▶ Set task:
What lines of the data include the string "lead"? Copy them all.

▶ Extracted entries:
═══

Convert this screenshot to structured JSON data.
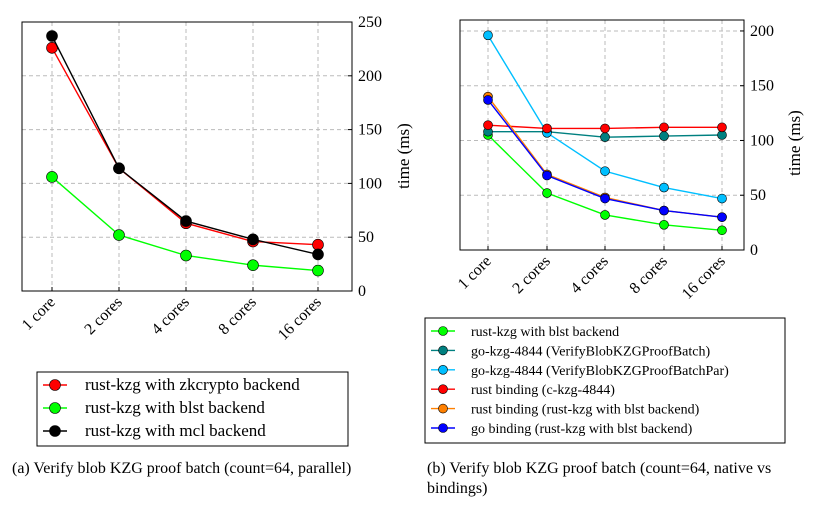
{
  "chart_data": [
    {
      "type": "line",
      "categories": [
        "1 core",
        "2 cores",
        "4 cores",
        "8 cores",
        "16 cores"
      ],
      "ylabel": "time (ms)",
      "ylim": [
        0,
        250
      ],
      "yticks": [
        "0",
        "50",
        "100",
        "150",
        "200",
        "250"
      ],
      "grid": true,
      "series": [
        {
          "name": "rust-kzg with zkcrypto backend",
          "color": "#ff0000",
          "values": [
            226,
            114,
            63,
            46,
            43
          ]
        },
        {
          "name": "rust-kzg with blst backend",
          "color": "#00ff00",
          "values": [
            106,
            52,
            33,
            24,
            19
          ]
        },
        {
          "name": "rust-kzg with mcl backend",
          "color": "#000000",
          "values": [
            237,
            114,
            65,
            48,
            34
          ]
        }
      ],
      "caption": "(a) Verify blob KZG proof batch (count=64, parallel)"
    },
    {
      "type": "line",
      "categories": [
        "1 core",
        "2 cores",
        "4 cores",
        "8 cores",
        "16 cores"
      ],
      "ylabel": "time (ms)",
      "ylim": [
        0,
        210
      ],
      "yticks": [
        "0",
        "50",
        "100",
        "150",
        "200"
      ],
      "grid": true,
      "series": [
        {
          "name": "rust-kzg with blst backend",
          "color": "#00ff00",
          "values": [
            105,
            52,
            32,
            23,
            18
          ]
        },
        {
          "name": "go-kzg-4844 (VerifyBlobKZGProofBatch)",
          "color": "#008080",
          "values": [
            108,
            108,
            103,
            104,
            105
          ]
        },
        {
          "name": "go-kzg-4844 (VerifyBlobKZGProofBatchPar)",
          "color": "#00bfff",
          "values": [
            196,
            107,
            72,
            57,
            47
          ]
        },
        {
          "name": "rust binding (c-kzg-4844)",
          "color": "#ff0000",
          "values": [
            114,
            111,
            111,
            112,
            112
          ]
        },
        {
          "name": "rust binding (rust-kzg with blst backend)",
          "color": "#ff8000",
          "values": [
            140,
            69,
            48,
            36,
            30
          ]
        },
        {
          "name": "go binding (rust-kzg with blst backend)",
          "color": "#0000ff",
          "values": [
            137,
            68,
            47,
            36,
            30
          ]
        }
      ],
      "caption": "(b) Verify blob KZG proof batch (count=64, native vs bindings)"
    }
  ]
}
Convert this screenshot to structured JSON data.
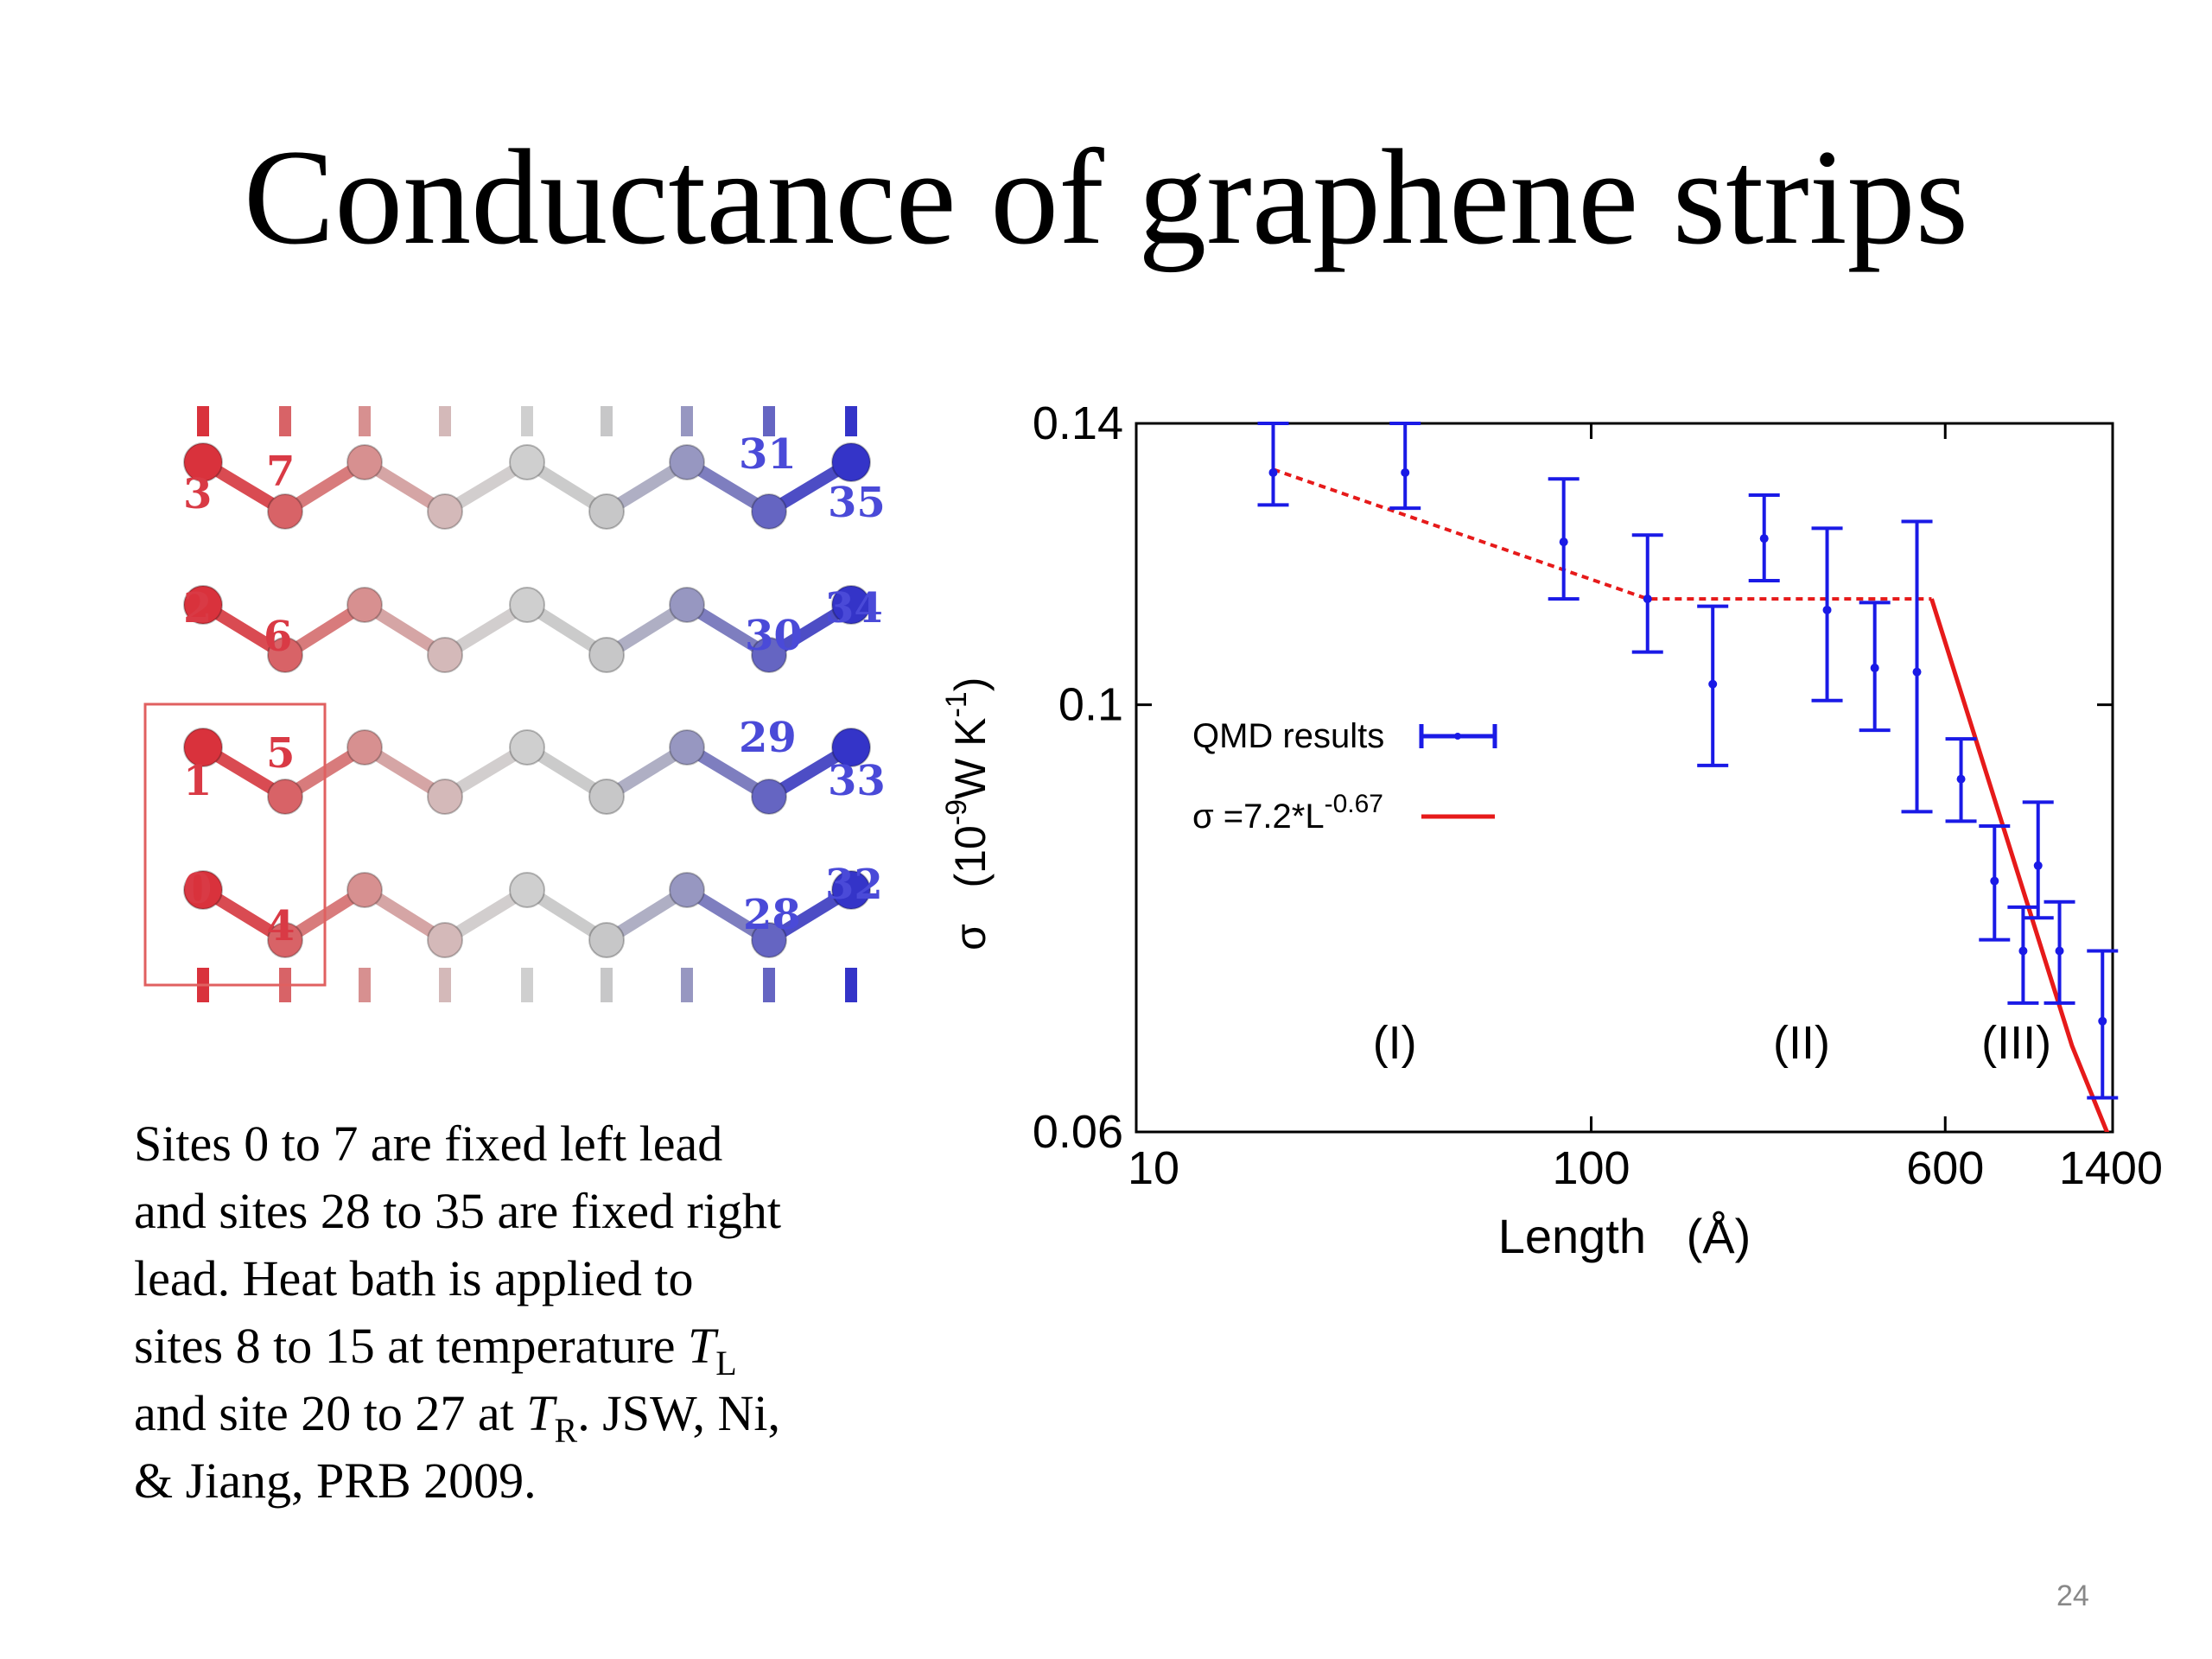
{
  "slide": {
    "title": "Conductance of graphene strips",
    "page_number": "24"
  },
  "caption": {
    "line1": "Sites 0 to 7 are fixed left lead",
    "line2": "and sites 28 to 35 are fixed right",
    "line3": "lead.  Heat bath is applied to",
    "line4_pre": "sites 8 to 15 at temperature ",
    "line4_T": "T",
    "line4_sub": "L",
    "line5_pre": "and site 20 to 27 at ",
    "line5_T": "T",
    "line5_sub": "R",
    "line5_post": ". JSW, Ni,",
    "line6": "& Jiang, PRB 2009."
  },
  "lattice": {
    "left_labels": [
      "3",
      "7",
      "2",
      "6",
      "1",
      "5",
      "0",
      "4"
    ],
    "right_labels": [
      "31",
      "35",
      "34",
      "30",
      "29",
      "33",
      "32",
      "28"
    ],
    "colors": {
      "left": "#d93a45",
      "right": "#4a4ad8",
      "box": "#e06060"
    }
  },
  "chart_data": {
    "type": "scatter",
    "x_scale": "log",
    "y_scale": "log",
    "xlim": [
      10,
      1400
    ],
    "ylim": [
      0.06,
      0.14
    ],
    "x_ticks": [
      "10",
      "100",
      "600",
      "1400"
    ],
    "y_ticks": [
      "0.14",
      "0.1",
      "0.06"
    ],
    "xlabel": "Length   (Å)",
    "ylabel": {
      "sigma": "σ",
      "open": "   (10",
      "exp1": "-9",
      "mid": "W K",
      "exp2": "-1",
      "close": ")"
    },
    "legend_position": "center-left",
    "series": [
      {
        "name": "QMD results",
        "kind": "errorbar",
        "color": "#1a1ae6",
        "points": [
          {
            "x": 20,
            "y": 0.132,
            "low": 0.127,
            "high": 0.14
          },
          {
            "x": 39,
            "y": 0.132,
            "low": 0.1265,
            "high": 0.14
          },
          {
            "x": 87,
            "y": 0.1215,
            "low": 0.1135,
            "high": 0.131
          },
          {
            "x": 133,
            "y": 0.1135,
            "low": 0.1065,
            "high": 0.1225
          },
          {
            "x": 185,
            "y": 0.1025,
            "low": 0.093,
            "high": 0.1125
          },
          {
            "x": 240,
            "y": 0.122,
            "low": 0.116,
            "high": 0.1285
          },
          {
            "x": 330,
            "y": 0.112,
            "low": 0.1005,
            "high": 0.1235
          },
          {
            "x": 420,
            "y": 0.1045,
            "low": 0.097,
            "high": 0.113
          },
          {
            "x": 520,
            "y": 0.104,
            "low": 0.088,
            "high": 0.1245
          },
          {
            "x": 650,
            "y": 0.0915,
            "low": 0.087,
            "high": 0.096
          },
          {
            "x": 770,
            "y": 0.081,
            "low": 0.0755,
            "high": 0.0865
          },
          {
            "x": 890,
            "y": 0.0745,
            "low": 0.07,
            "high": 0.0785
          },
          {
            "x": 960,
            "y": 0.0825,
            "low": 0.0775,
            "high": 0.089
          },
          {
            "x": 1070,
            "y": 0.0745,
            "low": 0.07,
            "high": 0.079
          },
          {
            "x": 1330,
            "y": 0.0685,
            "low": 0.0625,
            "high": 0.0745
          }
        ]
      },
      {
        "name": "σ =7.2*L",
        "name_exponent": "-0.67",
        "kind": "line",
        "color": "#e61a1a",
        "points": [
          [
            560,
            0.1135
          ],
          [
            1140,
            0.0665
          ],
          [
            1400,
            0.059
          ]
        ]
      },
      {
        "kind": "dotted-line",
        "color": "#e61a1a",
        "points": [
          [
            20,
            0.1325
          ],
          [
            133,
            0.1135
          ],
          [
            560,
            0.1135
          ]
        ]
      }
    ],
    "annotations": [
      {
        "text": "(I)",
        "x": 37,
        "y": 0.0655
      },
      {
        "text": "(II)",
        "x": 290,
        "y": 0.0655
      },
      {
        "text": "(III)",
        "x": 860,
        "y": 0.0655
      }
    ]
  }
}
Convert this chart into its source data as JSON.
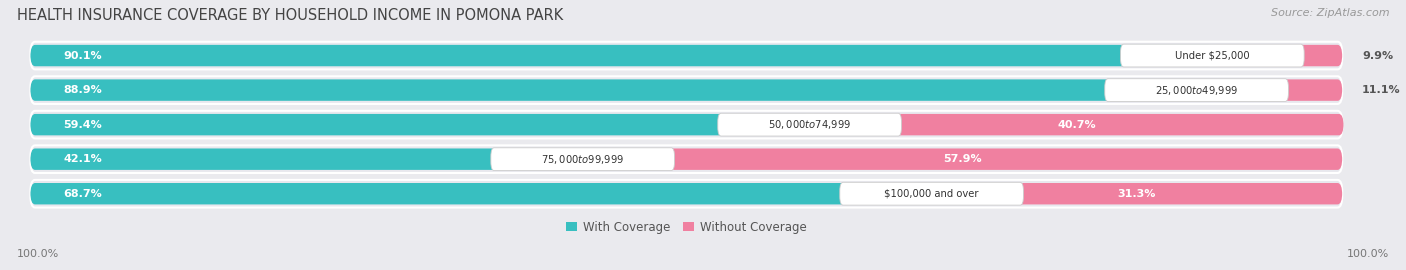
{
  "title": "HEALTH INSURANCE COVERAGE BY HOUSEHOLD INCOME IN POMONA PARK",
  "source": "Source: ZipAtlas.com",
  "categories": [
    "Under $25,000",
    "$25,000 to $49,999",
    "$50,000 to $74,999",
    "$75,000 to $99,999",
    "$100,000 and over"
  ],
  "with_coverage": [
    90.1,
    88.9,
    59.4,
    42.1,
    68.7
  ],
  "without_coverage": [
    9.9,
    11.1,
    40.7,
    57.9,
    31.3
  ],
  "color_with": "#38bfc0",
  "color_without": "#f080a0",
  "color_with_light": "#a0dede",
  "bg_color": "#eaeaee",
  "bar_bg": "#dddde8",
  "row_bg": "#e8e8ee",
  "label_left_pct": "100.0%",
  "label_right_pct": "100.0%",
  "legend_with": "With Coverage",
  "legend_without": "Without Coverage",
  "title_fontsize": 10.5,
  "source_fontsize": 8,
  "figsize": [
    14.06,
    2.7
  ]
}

═══

▶ Exercise answer:
    "line1": "Sites 0 to 7 are fixed left lead",
    "line3": "lead.  Heat bath is applied to",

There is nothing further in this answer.